__EXERCISE PROMPT__.
Transcribe the material in full, exactly as written.

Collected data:
=====
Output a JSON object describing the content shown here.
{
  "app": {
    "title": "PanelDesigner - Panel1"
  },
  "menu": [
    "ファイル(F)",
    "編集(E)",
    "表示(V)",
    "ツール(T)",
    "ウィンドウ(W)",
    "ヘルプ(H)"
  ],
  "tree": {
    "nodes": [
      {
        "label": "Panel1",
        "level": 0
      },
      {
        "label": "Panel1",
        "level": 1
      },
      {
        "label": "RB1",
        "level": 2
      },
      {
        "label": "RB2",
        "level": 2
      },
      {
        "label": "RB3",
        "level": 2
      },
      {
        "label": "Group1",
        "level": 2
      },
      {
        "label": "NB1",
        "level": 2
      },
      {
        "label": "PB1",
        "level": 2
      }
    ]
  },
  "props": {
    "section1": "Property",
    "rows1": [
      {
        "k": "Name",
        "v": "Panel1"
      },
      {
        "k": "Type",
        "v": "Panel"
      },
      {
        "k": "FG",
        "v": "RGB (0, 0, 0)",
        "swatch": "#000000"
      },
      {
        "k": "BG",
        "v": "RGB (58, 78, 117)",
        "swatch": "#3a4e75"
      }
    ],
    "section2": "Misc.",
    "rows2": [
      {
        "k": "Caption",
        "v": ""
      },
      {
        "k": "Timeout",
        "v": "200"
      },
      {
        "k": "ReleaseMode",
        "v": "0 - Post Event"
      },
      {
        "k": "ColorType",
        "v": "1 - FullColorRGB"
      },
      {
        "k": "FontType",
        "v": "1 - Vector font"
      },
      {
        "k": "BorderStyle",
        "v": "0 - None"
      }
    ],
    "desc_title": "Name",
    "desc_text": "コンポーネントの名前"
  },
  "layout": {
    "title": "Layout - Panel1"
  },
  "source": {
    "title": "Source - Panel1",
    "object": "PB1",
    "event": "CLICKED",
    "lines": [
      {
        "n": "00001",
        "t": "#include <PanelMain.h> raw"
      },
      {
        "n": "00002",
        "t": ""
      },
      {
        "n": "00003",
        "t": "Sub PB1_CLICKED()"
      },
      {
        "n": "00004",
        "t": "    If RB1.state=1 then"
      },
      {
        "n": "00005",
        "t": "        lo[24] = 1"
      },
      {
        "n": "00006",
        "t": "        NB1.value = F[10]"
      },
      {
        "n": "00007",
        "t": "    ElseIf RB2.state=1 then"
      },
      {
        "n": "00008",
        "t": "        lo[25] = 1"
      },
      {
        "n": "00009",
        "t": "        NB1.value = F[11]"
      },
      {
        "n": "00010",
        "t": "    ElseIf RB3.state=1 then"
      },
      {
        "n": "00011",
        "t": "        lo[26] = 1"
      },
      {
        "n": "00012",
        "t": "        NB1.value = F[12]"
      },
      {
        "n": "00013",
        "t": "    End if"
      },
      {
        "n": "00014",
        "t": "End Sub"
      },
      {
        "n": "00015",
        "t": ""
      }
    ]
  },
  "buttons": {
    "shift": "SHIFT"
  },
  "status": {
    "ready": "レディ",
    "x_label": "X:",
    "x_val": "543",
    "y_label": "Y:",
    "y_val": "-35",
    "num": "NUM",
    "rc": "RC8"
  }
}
=====
__ANSWER BELOW__.
Output a JSON object describing the content shown here.
{
  "app": {
    "title": "PanelDesigner - Panel1"
  },
  "menu": [
    "ファイル(F)",
    "編集(E)",
    "表示(V)",
    "ツール(T)",
    "ウィンドウ(W)",
    "ヘルプ(H)"
  ],
  "tree": {
    "nodes": [
      {
        "label": "Panel1",
        "level": 0
      },
      {
        "label": "Panel1",
        "level": 1
      },
      {
        "label": "RB1",
        "level": 2
      },
      {
        "label": "RB2",
        "level": 2
      },
      {
        "label": "RB3",
        "level": 2
      },
      {
        "label": "Group1",
        "level": 2
      },
      {
        "label": "NB1",
        "level": 2
      },
      {
        "label": "PB1",
        "level": 2
      }
    ]
  },
  "props": {
    "section1": "Property",
    "rows1": [
      {
        "k": "Name",
        "v": "Panel1"
      },
      {
        "k": "Type",
        "v": "Panel"
      },
      {
        "k": "FG",
        "v": "RGB (0, 0, 0)",
        "swatch": "#000000"
      },
      {
        "k": "BG",
        "v": "RGB (58, 78, 117)",
        "swatch": "#3a4e75"
      }
    ],
    "section2": "Misc.",
    "rows2": [
      {
        "k": "Caption",
        "v": ""
      },
      {
        "k": "Timeout",
        "v": "200"
      },
      {
        "k": "ReleaseMode",
        "v": "0 - Post Event"
      },
      {
        "k": "ColorType",
        "v": "1 - FullColorRGB"
      },
      {
        "k": "FontType",
        "v": "1 - Vector font"
      },
      {
        "k": "BorderStyle",
        "v": "0 - None"
      }
    ],
    "desc_title": "Name",
    "desc_text": "コンポーネントの名前"
  },
  "layout": {
    "title": "Layout - Panel1"
  },
  "source": {
    "title": "Source - Panel1",
    "object": "PB1",
    "event": "CLICKED",
    "lines": [
      {
        "n": "00001",
        "t": "#include <PanelMain.h> raw"
      },
      {
        "n": "00002",
        "t": ""
      },
      {
        "n": "00003",
        "t": "Sub PB1_CLICKED()"
      },
      {
        "n": "00004",
        "t": "    If RB1.state=1 then"
      },
      {
        "n": "00005",
        "t": "        lo[24] = 1"
      },
      {
        "n": "00006",
        "t": "        NB1.value = F[10]"
      },
      {
        "n": "00007",
        "t": "    ElseIf RB2.state=1 then"
      },
      {
        "n": "00008",
        "t": "        lo[25] = 1"
      },
      {
        "n": "00009",
        "t": "        NB1.value = F[11]"
      },
      {
        "n": "00010",
        "t": "    ElseIf RB3.state=1 then"
      },
      {
        "n": "00011",
        "t": "        lo[26] = 1"
      },
      {
        "n": "00012",
        "t": "        NB1.value = F[12]"
      },
      {
        "n": "00013",
        "t": "    End if"
      },
      {
        "n": "00014",
        "t": "End Sub"
      },
      {
        "n": "00015",
        "t": ""
      }
    ]
  },
  "buttons": {
    "shift": "SHIFT"
  },
  "status": {
    "ready": "レディ",
    "x_label": "X:",
    "x_val": "543",
    "y_label": "Y:",
    "y_val": "-35",
    "num": "NUM",
    "rc": "RC8"
  }
}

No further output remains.